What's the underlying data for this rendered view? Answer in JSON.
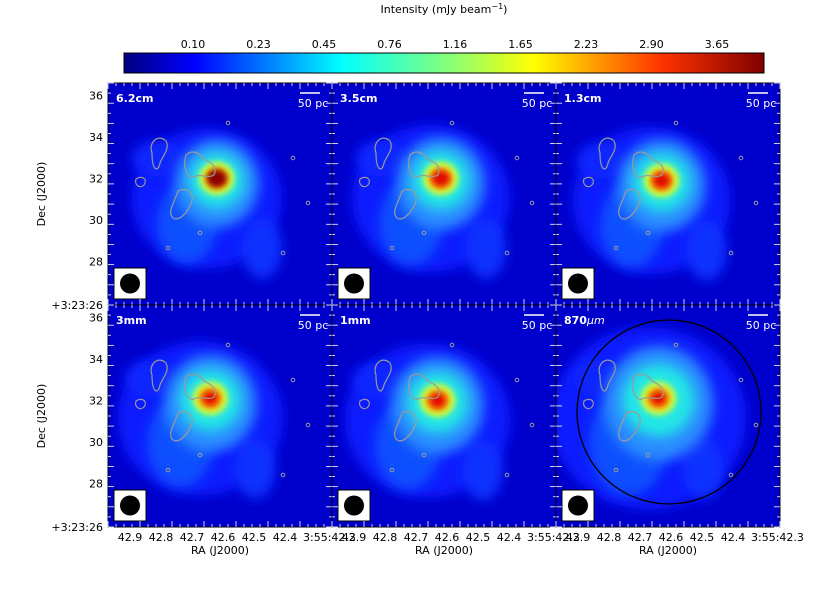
{
  "colorbar": {
    "title": "Intensity (mJy beam",
    "title_exp": "−1",
    "title_close": ")",
    "ticks": [
      "0.10",
      "0.23",
      "0.45",
      "0.76",
      "1.16",
      "1.65",
      "2.23",
      "2.90",
      "3.65"
    ],
    "colors": [
      "#00007f",
      "#0000ff",
      "#007fff",
      "#00ffff",
      "#7fff7f",
      "#ffff00",
      "#ff7f00",
      "#ff0000",
      "#7f0000"
    ]
  },
  "chart_data": {
    "type": "heatmap",
    "description_units": "mJy beam^-1",
    "panels": [
      {
        "label": "6.2cm",
        "peak": 3.9,
        "peak_ra": "42.61",
        "peak_dec": 32.0,
        "extent": 1.0
      },
      {
        "label": "3.5cm",
        "peak": 3.3,
        "peak_ra": "42.61",
        "peak_dec": 32.0,
        "extent": 1.05
      },
      {
        "label": "1.3cm",
        "peak": 3.1,
        "peak_ra": "42.62",
        "peak_dec": 31.9,
        "extent": 1.05
      },
      {
        "label": "3mm",
        "peak": 2.6,
        "peak_ra": "42.63",
        "peak_dec": 32.1,
        "extent": 1.1
      },
      {
        "label": "1mm",
        "peak": 2.8,
        "peak_ra": "42.62",
        "peak_dec": 32.0,
        "extent": 1.1
      },
      {
        "label": "870",
        "label_unit": "μm",
        "peak": 2.5,
        "peak_ra": "42.63",
        "peak_dec": 32.1,
        "extent": 1.3,
        "circle": true
      }
    ],
    "scale_bar": "50 pc",
    "xlabel": "RA (J2000)",
    "ylabel": "Dec (J2000)",
    "xticks": [
      "42.9",
      "42.8",
      "42.7",
      "42.6",
      "42.5",
      "42.4",
      "3:55:42.3"
    ],
    "xticks_last_panel": [
      "42.9",
      "42.8",
      "42.7",
      "42.6",
      "42.5",
      "42.4",
      "3:55:42.3"
    ],
    "yticks": [
      "36",
      "34",
      "32",
      "30",
      "28",
      "+3:23:26"
    ]
  }
}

☆ ☆ ☆ ☆ ☆

• Requirement:
From start to finish, output the listing exactly, but omit its pictures.

• Answer:
What's the underlying data for this rendered view? Answer in JSON.
{
  "colorbar": {
    "title": "Intensity (mJy beam",
    "title_exp": "−1",
    "title_close": ")",
    "ticks": [
      "0.10",
      "0.23",
      "0.45",
      "0.76",
      "1.16",
      "1.65",
      "2.23",
      "2.90",
      "3.65"
    ],
    "colors": [
      "#00007f",
      "#0000ff",
      "#007fff",
      "#00ffff",
      "#7fff7f",
      "#ffff00",
      "#ff7f00",
      "#ff0000",
      "#7f0000"
    ]
  },
  "chart_data": {
    "type": "heatmap",
    "description_units": "mJy beam^-1",
    "panels": [
      {
        "label": "6.2cm",
        "peak": 3.9,
        "peak_ra": "42.61",
        "peak_dec": 32.0,
        "extent": 1.0
      },
      {
        "label": "3.5cm",
        "peak": 3.3,
        "peak_ra": "42.61",
        "peak_dec": 32.0,
        "extent": 1.05
      },
      {
        "label": "1.3cm",
        "peak": 3.1,
        "peak_ra": "42.62",
        "peak_dec": 31.9,
        "extent": 1.05
      },
      {
        "label": "3mm",
        "peak": 2.6,
        "peak_ra": "42.63",
        "peak_dec": 32.1,
        "extent": 1.1
      },
      {
        "label": "1mm",
        "peak": 2.8,
        "peak_ra": "42.62",
        "peak_dec": 32.0,
        "extent": 1.1
      },
      {
        "label": "870",
        "label_unit": "μm",
        "peak": 2.5,
        "peak_ra": "42.63",
        "peak_dec": 32.1,
        "extent": 1.3,
        "circle": true
      }
    ],
    "scale_bar": "50 pc",
    "xlabel": "RA (J2000)",
    "ylabel": "Dec (J2000)",
    "xticks": [
      "42.9",
      "42.8",
      "42.7",
      "42.6",
      "42.5",
      "42.4",
      "3:55:42.3"
    ],
    "xticks_last_panel": [
      "42.9",
      "42.8",
      "42.7",
      "42.6",
      "42.5",
      "42.4",
      "3:55:42.3"
    ],
    "yticks": [
      "36",
      "34",
      "32",
      "30",
      "28",
      "+3:23:26"
    ]
  }
}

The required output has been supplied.